GIVEN INSTRUCTION
Restate the listing that follows word for word, without its pictures.

[Source data]
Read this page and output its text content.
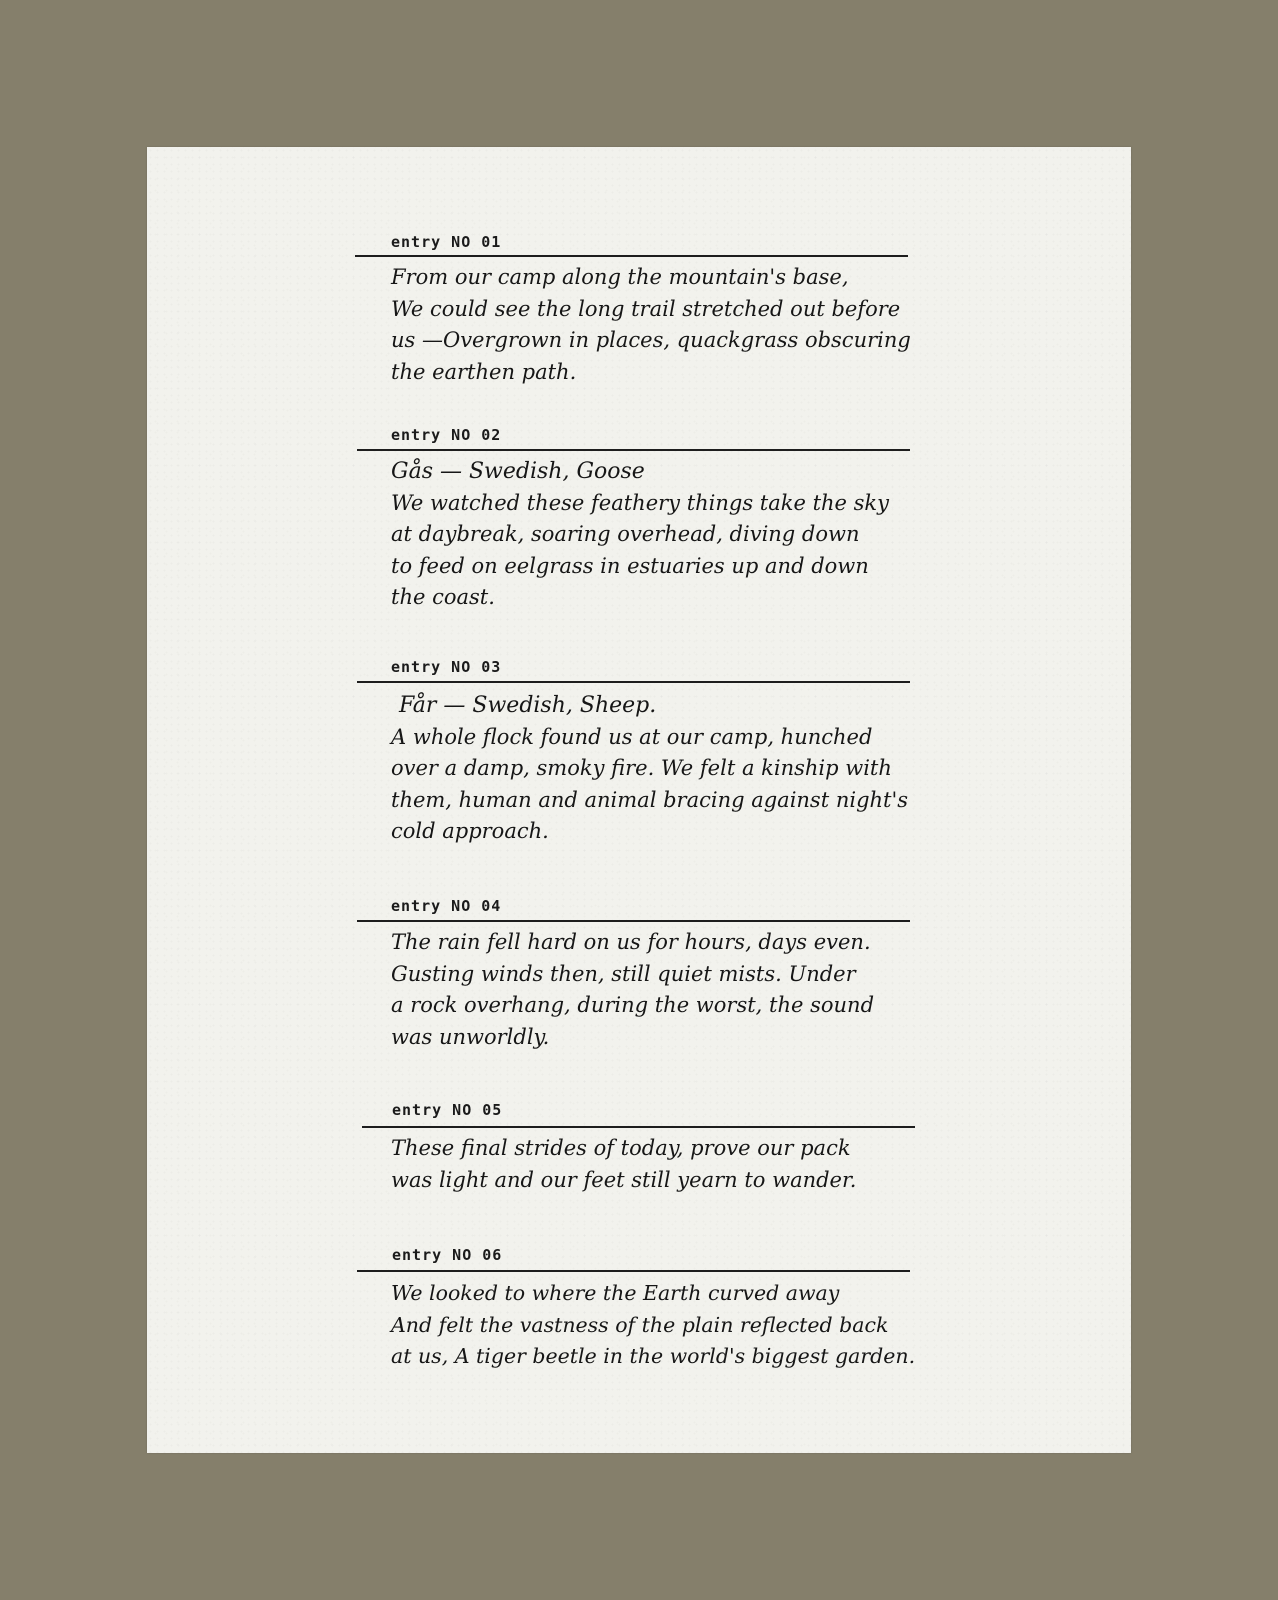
entry NO 01
From our camp along the mountain's base,
We could see the long trail stretched out before
us —Overgrown in places, quackgrass obscuring
the earthen path.
entry NO 02
Gås — Swedish, Goose
We watched these feathery things take the sky
at daybreak, soaring overhead, diving down
to feed on eelgrass in estuaries up and down
the coast.
entry NO 03
Får — Swedish, Sheep.
A whole flock found us at our camp, hunched
over a damp, smoky fire. We felt a kinship with
them, human and animal bracing against night's
cold approach.
entry NO 04
The rain fell hard on us for hours, days even.
Gusting winds then, still quiet mists. Under
a rock overhang, during the worst, the sound
was unworldly.
entry NO 05
These final strides of today, prove our pack
was light and our feet still yearn to wander.
entry NO 06
We looked to where the Earth curved away
And felt the vastness of the plain reflected back
at us, A tiger beetle in the world's biggest garden.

TASK SOLUTION
Read this page and output its text content.
entry NO 01
From our camp along the mountain's base,
We could see the long trail stretched out before
us —Overgrown in places, quackgrass obscuring
the earthen path.
entry NO 02
Gås — Swedish, Goose
We watched these feathery things take the sky
at daybreak, soaring overhead, diving down
to feed on eelgrass in estuaries up and down
the coast.
entry NO 03
Får — Swedish, Sheep.
A whole flock found us at our camp, hunched
over a damp, smoky fire. We felt a kinship with
them, human and animal bracing against night's
cold approach.
entry NO 04
The rain fell hard on us for hours, days even.
Gusting winds then, still quiet mists. Under
a rock overhang, during the worst, the sound
was unworldly.
entry NO 05
These final strides of today, prove our pack
was light and our feet still yearn to wander.
entry NO 06
We looked to where the Earth curved away
And felt the vastness of the plain reflected back
at us, A tiger beetle in the world's biggest garden.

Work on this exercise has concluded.